>> Start DATA FOR THE TASK
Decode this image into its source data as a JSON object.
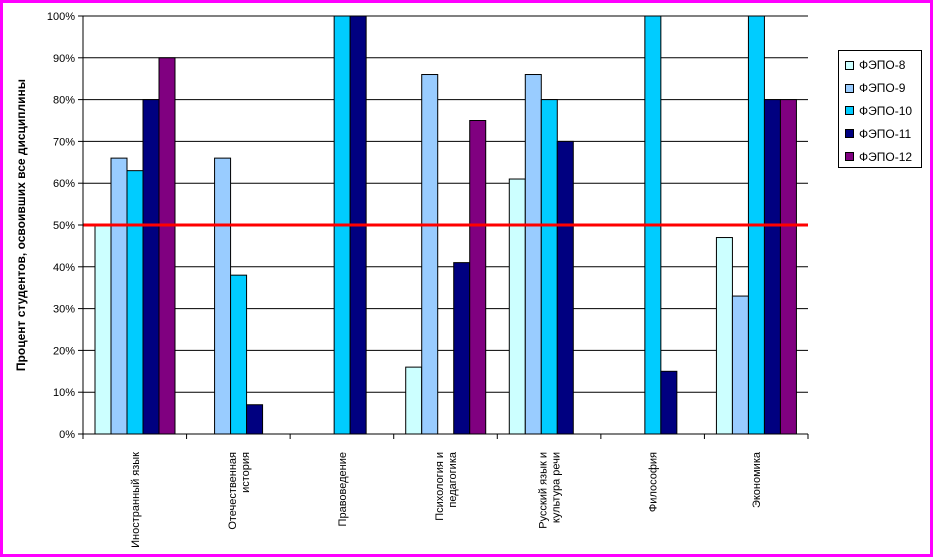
{
  "chart_data": {
    "type": "bar",
    "ylabel": "Процент студентов, освоивших все дисциплины",
    "ylim": [
      0,
      100
    ],
    "yticks": [
      "0%",
      "10%",
      "20%",
      "30%",
      "40%",
      "50%",
      "60%",
      "70%",
      "80%",
      "90%",
      "100%"
    ],
    "categories": [
      [
        "Иностранный язык"
      ],
      [
        "Отечественная",
        "история"
      ],
      [
        "Правоведение"
      ],
      [
        "Психология и",
        "педагогика"
      ],
      [
        "Русский язык и",
        "культура речи"
      ],
      [
        "Философия"
      ],
      [
        "Экономика"
      ]
    ],
    "series": [
      {
        "name": "ФЭПО-8",
        "color": "#ccffff",
        "values": [
          50,
          0,
          0,
          16,
          61,
          0,
          47
        ]
      },
      {
        "name": "ФЭПО-9",
        "color": "#99ccff",
        "values": [
          66,
          66,
          0,
          86,
          86,
          0,
          33
        ]
      },
      {
        "name": "ФЭПО-10",
        "color": "#00ccff",
        "values": [
          63,
          38,
          100,
          0,
          80,
          100,
          100
        ]
      },
      {
        "name": "ФЭПО-11",
        "color": "#000080",
        "values": [
          80,
          7,
          100,
          41,
          70,
          15,
          80
        ]
      },
      {
        "name": "ФЭПО-12",
        "color": "#800080",
        "values": [
          90,
          0,
          0,
          75,
          0,
          0,
          80
        ]
      }
    ],
    "threshold": {
      "value": 50,
      "color": "#ff0000"
    },
    "grid": true,
    "legend": "right"
  }
}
>> End DATA FOR THE TASK
WHAT TO DO
Show all lines in the entries above where the string "ФЭПО" appears.

OUTPUT
        "name": "ФЭПО-8",
        "name": "ФЭПО-9",
        "name": "ФЭПО-10",
        "name": "ФЭПО-11",
        "name": "ФЭПО-12",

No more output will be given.